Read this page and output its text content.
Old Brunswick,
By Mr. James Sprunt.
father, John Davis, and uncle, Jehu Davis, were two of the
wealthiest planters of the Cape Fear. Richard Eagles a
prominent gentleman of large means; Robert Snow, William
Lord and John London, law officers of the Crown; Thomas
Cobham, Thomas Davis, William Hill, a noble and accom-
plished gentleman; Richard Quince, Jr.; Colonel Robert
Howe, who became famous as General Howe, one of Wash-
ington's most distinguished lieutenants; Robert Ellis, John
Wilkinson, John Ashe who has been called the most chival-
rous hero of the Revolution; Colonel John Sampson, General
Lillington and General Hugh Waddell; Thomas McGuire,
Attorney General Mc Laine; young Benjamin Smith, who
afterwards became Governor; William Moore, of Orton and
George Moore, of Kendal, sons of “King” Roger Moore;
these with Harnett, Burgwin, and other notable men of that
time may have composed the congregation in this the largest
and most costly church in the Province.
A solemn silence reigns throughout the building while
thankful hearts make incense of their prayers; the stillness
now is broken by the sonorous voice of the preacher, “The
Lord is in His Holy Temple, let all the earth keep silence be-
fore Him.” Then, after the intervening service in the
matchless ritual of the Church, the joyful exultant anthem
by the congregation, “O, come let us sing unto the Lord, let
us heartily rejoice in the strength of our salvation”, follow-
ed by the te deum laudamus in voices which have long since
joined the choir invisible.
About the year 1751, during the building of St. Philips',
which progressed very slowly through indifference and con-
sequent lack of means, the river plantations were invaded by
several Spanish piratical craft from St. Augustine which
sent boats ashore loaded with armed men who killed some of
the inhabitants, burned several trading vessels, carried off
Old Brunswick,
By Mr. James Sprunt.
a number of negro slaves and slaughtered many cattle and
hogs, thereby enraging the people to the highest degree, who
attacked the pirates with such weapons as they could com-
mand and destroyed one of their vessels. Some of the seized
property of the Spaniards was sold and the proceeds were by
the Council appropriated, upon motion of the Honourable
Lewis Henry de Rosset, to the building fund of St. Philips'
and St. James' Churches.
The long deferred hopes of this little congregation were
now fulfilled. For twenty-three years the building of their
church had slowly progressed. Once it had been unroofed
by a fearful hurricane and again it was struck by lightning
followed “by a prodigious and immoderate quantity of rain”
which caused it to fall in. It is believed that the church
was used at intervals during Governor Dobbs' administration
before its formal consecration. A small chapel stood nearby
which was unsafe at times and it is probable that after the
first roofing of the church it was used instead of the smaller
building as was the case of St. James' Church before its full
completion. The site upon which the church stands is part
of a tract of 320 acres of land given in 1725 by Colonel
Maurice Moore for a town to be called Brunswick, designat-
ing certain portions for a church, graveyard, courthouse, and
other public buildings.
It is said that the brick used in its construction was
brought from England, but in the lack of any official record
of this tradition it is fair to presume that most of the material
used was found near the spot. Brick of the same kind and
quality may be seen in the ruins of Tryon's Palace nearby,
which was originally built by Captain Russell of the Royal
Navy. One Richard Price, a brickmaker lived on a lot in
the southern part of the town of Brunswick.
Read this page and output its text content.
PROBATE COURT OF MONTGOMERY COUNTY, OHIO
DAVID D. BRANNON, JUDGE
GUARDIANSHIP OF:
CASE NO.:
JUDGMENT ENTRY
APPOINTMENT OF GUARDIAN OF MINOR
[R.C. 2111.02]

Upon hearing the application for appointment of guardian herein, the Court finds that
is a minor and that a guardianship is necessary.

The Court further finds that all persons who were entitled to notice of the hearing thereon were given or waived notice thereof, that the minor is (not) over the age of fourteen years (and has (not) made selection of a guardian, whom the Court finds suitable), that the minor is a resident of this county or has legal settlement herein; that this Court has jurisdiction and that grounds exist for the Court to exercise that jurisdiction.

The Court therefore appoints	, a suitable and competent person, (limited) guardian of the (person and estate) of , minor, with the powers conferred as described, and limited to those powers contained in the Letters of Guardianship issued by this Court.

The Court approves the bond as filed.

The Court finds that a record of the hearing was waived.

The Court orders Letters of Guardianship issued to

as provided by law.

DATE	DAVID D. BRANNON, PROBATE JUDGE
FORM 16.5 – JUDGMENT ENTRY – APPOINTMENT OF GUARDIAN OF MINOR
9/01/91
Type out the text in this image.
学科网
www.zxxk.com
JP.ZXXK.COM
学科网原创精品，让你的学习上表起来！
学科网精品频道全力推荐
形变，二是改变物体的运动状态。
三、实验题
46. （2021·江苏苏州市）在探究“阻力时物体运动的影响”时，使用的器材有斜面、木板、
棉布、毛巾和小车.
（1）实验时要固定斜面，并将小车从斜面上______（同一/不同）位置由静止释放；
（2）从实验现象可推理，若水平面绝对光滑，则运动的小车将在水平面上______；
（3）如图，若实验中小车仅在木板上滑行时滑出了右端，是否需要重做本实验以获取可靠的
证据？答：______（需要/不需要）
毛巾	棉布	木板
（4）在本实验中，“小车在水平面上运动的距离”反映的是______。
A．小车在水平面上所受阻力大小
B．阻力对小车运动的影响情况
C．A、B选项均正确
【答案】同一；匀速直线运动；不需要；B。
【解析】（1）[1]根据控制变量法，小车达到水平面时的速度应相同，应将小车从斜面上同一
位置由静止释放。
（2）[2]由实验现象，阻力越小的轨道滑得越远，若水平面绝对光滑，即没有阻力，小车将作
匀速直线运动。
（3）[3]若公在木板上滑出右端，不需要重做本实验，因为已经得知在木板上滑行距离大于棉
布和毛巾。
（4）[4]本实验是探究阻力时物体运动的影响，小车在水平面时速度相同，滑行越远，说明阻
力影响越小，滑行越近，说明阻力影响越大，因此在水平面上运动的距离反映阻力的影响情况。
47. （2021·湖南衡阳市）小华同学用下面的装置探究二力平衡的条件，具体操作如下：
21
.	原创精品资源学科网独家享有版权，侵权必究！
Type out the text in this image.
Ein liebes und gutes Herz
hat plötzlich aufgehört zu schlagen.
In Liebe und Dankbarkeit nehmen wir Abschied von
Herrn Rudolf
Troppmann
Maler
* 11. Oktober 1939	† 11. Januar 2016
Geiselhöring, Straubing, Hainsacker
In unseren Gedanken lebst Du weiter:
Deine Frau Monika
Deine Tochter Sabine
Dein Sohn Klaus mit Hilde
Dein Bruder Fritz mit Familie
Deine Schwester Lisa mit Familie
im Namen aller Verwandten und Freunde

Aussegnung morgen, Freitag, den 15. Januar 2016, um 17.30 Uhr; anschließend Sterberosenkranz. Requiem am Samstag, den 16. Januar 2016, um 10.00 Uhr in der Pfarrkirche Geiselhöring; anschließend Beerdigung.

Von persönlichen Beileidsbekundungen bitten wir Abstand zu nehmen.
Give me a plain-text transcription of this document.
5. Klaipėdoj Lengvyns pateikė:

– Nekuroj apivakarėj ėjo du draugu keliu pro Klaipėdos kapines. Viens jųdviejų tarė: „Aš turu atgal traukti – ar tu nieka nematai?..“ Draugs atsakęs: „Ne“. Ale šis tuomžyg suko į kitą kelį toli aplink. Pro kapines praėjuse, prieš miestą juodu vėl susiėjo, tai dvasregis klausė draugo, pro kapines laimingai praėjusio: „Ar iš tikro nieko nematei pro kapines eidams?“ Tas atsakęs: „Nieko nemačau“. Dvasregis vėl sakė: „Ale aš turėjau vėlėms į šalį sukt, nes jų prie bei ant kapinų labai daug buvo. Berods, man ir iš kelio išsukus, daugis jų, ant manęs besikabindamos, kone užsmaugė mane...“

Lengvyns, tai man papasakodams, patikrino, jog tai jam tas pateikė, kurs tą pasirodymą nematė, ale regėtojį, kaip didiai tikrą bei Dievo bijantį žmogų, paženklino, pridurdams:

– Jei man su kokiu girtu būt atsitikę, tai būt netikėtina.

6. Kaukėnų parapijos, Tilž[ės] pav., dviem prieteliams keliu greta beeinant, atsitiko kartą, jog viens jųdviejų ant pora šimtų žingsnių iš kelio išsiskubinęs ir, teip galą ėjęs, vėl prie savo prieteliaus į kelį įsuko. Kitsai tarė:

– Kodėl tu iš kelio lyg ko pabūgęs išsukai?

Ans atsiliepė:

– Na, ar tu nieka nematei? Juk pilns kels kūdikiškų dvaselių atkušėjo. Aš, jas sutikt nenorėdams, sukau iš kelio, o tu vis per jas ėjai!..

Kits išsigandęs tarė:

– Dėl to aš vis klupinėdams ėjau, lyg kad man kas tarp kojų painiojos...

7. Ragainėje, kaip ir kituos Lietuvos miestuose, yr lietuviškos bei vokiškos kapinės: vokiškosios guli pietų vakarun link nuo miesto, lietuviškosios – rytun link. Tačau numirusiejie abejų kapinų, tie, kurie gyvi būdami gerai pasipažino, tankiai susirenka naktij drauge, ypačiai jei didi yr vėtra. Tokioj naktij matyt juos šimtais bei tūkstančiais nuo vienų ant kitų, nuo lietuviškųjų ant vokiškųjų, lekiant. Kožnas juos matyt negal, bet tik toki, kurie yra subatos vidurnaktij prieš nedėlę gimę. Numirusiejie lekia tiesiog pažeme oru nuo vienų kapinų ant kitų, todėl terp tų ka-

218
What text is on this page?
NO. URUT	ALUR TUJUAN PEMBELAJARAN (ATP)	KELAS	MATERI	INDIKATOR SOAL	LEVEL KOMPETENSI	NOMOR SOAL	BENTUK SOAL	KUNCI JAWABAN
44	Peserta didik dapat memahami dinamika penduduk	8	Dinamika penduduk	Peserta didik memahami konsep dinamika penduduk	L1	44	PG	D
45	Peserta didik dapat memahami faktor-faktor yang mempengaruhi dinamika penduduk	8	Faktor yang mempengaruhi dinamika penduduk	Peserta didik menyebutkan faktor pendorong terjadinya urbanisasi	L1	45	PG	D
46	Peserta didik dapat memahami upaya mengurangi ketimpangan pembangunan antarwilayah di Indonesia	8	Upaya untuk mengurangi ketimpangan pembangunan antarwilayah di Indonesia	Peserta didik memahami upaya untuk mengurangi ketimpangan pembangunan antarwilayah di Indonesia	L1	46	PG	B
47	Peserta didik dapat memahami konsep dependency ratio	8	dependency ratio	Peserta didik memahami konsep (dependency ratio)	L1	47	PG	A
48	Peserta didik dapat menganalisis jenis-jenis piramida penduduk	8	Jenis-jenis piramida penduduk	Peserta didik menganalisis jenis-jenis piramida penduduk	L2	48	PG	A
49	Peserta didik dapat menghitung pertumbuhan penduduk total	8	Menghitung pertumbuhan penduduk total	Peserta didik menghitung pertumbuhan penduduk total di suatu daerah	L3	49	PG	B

---

Read the entries above, then pull out the lines that include "given".

REPLY:
of a tract of 320 acres of land given in 1725 by Colonel
The Court further finds that all persons who were entitled to notice of the hearing thereon were given or waived notice thereof, that the minor is (not) over the age of fourteen years (and has (not) made selection of a guardian, whom the Court finds suitable), that the minor is a resident of this county or has legal settlement herein; that this Court has jurisdiction and that grounds exist for the Court to exercise that jurisdiction.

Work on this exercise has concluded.